> INSTRUCTION
Arrange the material from its start through the line containing "871, 247, 885]" as a JSON list of strings, one string per line, with blank lines left out.

> GIVEN INFORMATION

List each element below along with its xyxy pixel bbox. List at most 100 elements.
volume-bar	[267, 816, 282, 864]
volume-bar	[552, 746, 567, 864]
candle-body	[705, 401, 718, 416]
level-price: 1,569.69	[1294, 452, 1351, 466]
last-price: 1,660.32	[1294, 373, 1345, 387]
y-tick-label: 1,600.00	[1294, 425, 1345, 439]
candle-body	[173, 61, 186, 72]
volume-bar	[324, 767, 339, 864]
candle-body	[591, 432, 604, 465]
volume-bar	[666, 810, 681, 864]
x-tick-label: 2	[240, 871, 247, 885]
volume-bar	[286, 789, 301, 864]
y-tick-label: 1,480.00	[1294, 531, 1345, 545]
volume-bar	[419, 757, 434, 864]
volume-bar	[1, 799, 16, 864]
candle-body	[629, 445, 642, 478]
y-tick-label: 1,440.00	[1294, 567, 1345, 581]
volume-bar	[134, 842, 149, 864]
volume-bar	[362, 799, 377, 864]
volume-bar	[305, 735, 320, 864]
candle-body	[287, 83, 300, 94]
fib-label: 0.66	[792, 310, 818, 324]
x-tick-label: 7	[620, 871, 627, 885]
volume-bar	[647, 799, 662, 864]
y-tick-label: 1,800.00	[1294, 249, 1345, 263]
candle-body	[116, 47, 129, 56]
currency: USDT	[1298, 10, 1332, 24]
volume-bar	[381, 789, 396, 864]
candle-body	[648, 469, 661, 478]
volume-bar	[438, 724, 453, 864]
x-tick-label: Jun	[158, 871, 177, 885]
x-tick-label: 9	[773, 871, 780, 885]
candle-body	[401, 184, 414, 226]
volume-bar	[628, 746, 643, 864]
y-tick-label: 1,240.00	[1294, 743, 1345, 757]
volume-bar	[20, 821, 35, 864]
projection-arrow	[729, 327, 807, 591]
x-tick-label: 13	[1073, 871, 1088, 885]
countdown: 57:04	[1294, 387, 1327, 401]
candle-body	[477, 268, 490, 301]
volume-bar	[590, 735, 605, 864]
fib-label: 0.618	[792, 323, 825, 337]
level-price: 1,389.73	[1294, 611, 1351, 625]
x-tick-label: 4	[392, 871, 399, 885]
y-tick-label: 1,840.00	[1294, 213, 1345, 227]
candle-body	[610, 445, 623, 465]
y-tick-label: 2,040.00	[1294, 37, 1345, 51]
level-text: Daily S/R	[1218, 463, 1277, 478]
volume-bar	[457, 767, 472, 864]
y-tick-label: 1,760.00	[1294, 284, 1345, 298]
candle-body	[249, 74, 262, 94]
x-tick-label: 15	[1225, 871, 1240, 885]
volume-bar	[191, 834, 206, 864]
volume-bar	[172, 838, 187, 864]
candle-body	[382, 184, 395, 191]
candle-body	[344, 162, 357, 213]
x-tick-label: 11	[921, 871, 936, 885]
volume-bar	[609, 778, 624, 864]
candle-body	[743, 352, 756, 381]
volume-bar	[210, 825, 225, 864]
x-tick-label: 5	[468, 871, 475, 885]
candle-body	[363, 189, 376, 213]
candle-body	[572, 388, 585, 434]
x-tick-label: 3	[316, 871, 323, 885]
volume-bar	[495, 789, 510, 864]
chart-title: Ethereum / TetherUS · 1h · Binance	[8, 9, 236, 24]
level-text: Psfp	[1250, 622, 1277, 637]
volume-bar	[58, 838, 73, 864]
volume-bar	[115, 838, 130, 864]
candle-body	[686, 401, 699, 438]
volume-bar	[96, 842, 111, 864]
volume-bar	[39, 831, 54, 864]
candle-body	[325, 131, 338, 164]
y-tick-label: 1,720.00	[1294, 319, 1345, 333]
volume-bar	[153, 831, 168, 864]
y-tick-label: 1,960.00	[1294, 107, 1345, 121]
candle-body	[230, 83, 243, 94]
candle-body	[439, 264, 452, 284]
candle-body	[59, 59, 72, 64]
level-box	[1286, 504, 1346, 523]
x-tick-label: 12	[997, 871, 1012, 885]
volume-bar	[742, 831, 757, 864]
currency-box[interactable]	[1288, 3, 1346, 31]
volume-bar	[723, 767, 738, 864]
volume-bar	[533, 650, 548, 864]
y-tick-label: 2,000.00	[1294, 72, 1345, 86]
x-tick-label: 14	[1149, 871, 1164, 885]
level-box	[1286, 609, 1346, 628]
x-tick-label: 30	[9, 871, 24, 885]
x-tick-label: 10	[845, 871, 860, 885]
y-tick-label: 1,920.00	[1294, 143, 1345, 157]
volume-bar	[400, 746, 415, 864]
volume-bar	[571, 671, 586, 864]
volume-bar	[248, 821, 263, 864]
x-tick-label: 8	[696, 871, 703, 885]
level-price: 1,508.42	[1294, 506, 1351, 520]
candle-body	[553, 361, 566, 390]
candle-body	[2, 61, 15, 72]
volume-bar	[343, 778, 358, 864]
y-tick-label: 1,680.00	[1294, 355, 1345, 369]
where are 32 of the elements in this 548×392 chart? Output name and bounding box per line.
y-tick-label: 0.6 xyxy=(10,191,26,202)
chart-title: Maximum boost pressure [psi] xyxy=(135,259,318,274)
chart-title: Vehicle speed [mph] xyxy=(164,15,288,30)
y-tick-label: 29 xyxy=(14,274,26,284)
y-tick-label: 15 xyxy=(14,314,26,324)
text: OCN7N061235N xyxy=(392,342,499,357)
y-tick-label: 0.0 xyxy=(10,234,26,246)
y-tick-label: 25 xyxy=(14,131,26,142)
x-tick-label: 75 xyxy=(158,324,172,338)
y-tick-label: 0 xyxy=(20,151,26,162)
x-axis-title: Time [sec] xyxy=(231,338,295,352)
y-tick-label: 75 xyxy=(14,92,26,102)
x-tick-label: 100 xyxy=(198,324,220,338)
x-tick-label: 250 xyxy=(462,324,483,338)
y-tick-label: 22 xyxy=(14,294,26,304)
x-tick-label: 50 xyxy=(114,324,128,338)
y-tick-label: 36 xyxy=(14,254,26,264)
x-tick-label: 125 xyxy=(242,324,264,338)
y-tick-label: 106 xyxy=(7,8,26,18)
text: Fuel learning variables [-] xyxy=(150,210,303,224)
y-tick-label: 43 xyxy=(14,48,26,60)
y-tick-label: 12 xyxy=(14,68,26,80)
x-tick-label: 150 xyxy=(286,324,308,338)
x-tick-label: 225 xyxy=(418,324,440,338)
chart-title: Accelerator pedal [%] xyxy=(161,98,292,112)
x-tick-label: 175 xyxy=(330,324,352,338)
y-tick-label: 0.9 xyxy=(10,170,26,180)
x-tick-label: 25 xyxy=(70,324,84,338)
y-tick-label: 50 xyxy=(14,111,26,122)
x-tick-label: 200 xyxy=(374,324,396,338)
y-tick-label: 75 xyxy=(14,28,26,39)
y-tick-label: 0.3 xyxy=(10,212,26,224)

> OUTPUT OF THE TASK
[
  "List each element below along with its xyxy pixel bbox. List at most 100 elements.",
  "volume-bar\t[267, 816, 282, 864]",
  "volume-bar\t[552, 746, 567, 864]",
  "candle-body\t[705, 401, 718, 416]",
  "level-price: 1,569.69\t[1294, 452, 1351, 466]",
  "last-price: 1,660.32\t[1294, 373, 1345, 387]",
  "y-tick-label: 1,600.00\t[1294, 425, 1345, 439]",
  "candle-body\t[173, 61, 186, 72]",
  "volume-bar\t[324, 767, 339, 864]",
  "candle-body\t[591, 432, 604, 465]",
  "volume-bar\t[666, 810, 681, 864]",
  "x-tick-label: 2\t[240, 871, 247, 885]"
]